WORK INSTRUCTIONS:
Write out each line from the data below that includes the word "document".

— START MATERIAL —

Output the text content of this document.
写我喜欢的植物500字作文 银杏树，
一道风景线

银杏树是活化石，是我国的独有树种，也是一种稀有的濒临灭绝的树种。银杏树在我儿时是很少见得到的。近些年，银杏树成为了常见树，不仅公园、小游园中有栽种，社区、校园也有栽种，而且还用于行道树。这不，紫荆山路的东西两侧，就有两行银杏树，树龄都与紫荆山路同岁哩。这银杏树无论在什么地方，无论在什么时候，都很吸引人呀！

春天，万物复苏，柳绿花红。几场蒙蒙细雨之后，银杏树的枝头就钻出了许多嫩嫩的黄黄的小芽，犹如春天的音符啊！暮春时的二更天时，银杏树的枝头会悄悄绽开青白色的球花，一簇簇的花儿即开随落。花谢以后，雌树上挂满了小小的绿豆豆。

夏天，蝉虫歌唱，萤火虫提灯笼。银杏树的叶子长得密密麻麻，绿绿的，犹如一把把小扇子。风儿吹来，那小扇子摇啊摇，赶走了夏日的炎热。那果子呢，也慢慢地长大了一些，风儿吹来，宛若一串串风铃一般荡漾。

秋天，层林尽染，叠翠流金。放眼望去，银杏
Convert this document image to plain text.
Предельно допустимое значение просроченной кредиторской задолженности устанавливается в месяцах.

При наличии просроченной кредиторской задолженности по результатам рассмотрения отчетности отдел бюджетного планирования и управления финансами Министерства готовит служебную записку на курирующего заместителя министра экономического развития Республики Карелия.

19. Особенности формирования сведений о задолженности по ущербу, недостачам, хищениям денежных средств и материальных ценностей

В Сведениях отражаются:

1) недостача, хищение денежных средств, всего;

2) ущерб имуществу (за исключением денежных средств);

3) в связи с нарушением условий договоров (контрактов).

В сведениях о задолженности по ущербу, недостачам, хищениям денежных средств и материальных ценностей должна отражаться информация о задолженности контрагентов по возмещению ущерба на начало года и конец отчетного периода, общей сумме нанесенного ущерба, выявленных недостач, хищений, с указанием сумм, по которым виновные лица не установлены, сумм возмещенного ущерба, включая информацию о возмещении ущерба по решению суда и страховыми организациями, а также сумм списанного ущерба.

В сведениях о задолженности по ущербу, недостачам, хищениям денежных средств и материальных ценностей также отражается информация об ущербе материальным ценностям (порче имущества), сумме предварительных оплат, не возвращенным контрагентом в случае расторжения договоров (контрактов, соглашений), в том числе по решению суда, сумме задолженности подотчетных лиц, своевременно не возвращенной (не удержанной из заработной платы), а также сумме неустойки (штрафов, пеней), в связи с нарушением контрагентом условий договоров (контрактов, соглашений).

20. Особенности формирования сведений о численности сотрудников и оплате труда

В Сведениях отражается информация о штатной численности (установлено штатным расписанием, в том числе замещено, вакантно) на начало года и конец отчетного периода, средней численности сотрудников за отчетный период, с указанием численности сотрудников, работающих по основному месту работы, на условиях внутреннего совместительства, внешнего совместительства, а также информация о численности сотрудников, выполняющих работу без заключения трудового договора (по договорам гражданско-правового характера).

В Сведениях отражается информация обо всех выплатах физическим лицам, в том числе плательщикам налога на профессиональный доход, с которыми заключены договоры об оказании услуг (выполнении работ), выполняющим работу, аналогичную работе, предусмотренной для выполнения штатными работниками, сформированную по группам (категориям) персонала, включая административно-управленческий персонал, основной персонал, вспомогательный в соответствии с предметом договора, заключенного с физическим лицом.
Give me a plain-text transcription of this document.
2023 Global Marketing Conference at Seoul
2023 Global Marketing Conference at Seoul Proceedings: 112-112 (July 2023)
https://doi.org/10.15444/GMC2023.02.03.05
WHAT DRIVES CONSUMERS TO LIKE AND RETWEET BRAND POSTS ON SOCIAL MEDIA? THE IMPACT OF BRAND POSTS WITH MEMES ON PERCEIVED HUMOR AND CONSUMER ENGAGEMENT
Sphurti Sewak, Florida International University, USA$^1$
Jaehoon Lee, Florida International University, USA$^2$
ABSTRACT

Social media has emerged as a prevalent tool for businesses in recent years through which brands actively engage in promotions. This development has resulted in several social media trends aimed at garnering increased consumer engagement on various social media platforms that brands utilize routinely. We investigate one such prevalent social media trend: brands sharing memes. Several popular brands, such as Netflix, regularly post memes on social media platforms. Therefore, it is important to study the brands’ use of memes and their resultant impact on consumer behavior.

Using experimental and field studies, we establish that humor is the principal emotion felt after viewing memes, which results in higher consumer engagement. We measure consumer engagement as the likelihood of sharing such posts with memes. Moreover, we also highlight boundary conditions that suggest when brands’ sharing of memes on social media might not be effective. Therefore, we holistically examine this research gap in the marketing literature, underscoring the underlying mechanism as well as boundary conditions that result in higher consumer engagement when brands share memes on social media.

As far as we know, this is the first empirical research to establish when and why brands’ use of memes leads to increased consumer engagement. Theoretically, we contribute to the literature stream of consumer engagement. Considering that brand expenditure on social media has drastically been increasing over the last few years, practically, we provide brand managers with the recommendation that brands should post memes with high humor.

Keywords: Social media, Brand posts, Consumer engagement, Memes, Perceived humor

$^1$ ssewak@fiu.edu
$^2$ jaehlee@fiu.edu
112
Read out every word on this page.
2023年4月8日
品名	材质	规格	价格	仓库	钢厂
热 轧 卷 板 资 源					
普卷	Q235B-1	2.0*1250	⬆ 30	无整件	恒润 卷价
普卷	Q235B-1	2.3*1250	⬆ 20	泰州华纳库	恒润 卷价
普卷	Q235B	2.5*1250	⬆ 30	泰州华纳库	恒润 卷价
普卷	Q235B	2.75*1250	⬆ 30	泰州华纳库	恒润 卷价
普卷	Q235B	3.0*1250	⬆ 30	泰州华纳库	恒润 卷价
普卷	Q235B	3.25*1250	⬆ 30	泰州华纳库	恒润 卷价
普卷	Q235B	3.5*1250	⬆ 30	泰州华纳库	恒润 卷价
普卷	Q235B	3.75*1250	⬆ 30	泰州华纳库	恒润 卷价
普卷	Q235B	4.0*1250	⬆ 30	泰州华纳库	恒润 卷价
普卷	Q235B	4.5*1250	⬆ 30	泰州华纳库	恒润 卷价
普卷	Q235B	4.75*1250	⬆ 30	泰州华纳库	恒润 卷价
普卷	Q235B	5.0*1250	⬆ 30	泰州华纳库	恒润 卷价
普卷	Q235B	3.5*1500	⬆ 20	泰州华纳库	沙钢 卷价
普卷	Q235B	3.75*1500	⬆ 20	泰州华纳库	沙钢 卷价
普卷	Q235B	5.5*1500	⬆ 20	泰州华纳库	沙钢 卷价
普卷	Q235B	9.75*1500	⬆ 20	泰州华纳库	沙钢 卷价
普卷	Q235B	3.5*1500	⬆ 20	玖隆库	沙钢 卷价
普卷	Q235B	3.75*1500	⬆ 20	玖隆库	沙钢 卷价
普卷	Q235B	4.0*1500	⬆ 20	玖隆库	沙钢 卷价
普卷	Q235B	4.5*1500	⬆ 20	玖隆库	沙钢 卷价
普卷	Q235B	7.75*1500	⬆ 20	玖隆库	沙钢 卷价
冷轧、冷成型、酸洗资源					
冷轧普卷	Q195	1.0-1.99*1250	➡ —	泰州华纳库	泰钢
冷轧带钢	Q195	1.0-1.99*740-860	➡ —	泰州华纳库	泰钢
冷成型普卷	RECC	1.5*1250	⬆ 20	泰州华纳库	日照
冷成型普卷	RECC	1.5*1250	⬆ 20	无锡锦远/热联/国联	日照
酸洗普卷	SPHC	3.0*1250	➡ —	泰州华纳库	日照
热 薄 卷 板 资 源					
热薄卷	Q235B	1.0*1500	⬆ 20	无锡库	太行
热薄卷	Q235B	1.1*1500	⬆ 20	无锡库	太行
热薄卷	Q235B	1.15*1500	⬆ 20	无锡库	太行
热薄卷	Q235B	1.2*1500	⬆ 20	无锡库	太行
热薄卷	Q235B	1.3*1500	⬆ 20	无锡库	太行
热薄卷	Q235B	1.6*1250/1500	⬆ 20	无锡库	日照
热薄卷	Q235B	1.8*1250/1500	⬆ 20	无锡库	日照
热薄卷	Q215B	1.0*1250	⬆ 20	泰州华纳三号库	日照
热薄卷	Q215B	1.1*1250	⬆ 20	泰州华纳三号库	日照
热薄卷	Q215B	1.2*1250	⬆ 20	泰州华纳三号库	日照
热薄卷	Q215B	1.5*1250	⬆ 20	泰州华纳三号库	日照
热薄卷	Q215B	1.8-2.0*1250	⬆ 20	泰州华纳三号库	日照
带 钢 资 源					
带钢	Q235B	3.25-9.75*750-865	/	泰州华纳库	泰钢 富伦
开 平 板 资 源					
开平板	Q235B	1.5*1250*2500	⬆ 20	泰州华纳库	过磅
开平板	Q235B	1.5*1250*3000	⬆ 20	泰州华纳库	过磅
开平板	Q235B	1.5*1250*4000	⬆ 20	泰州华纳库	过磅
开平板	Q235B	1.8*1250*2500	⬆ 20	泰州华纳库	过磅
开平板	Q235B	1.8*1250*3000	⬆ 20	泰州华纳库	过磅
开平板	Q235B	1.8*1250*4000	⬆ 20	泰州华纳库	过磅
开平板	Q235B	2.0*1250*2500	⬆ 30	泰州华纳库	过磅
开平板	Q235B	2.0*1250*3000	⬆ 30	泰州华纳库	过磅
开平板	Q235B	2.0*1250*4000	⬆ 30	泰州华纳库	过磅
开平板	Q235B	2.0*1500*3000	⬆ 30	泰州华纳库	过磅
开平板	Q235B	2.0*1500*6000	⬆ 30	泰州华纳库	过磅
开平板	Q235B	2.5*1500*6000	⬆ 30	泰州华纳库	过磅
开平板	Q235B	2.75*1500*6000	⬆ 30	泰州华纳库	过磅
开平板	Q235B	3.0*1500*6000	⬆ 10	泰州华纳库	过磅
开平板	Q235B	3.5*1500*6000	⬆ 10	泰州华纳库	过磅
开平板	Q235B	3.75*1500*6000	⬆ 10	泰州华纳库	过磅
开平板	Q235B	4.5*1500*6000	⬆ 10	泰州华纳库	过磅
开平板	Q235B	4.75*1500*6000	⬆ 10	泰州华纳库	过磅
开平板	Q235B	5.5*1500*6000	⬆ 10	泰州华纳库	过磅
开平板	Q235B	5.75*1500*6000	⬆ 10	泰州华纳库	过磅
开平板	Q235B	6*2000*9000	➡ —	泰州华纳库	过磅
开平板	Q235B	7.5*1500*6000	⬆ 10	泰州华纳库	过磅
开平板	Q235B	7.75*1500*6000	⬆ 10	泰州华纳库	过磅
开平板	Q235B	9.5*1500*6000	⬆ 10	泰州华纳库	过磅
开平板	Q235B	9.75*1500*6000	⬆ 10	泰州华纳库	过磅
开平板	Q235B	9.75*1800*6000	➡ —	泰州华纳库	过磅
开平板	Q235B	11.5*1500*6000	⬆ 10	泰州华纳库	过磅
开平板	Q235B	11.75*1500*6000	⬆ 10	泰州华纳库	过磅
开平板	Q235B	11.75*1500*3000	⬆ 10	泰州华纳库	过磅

— END MATERIAL —

RESULT FOR THIS TASK:
Output the text content of this document.
Convert this document image to plain text.
Give me a plain-text transcription of this document.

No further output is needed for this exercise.